* [PROBLEM STATEMENT]:
Search the listing below for "provtagning". Copy each matching line.

* [SUPPLIED ENTRIES]:
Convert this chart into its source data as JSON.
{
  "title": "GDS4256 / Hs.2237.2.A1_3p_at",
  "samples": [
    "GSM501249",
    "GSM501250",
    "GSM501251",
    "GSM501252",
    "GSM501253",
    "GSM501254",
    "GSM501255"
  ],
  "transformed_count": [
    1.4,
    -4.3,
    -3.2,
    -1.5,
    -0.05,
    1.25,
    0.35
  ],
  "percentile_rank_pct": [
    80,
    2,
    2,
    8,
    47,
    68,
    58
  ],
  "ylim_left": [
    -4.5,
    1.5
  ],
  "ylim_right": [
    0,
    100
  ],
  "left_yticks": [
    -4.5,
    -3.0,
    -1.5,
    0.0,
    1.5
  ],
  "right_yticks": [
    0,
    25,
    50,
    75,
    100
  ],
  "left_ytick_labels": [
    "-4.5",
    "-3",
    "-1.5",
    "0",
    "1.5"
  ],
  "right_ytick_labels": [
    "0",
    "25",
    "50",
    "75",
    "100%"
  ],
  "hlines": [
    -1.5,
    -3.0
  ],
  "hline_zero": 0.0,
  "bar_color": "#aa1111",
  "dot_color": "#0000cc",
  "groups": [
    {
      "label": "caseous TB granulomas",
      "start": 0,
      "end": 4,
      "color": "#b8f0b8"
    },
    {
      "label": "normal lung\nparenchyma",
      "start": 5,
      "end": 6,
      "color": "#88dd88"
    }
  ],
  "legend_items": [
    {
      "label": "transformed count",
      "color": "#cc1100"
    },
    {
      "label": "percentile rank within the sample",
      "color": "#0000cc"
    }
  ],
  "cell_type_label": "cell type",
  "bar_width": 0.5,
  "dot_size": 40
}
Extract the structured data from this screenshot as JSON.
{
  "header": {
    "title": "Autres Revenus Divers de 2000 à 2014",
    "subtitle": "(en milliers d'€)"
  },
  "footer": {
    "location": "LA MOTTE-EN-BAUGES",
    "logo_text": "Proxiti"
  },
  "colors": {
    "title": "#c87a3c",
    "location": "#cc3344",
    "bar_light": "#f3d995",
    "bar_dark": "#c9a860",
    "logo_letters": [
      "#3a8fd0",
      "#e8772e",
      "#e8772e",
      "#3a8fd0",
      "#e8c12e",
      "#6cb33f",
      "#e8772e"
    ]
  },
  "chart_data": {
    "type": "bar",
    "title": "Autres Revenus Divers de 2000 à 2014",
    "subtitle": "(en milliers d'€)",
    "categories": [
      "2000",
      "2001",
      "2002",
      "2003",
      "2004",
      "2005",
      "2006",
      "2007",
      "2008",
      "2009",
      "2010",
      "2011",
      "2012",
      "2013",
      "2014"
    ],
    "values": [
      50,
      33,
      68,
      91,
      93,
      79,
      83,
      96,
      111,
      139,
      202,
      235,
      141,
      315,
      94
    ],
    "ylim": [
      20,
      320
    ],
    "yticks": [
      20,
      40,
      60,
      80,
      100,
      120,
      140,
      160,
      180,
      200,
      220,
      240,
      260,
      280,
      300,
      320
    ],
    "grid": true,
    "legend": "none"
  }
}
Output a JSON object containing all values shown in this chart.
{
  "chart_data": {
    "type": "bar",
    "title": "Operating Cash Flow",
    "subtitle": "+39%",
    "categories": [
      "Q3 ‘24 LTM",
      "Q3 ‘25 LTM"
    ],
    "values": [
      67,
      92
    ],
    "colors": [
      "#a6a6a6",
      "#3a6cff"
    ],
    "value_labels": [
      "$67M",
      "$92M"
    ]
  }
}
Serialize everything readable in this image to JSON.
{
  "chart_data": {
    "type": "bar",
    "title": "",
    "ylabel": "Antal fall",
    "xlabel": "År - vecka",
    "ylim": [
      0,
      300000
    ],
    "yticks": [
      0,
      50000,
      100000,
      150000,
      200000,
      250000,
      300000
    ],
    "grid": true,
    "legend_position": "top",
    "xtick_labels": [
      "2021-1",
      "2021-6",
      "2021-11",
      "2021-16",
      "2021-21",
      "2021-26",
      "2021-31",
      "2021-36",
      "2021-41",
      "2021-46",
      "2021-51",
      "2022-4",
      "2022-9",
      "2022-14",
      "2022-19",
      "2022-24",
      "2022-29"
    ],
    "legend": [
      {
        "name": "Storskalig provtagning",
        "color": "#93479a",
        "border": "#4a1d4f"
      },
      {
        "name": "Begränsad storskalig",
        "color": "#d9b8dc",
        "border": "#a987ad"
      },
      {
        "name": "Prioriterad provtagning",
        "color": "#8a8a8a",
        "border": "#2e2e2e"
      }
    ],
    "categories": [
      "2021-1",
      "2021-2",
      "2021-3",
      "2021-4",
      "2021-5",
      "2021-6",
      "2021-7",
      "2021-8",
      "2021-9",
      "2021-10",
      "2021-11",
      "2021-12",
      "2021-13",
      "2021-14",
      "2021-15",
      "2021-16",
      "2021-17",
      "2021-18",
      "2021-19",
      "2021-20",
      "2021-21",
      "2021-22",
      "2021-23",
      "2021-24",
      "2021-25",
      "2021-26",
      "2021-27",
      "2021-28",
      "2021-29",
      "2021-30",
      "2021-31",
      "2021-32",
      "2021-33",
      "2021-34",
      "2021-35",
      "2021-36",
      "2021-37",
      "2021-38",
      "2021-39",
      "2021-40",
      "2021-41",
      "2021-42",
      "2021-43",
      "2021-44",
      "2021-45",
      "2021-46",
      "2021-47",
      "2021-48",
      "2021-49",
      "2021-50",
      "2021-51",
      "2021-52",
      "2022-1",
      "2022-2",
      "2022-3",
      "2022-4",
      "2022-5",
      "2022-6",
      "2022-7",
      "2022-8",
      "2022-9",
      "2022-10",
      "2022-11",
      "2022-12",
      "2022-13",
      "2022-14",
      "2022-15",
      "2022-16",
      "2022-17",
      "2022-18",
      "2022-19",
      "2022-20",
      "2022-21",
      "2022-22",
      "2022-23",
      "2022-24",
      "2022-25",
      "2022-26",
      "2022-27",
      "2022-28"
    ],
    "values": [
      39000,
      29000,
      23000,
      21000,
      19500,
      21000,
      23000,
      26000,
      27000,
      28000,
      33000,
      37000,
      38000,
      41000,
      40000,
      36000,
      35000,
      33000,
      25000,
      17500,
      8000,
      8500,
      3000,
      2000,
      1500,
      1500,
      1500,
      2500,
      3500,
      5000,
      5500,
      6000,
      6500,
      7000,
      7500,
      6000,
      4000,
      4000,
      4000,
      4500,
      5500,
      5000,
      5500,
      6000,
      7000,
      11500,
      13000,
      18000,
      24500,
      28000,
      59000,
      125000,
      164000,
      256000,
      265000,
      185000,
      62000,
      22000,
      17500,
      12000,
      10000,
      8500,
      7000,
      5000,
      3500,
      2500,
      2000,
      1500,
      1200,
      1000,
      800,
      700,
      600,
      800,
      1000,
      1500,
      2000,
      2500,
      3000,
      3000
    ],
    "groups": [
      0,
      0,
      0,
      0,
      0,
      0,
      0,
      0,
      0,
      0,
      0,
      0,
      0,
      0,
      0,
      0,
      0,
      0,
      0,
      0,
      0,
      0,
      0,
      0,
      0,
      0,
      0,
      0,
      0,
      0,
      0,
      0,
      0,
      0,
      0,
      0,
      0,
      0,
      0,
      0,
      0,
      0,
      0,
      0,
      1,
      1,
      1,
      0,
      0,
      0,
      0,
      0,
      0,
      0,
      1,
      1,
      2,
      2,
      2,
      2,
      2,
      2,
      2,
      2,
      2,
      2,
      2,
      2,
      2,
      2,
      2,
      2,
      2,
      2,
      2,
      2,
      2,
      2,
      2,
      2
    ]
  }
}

* [ANSWER TO THIS EXERCISE]:
        "name": "Storskalig provtagning",
        "name": "Prioriterad provtagning",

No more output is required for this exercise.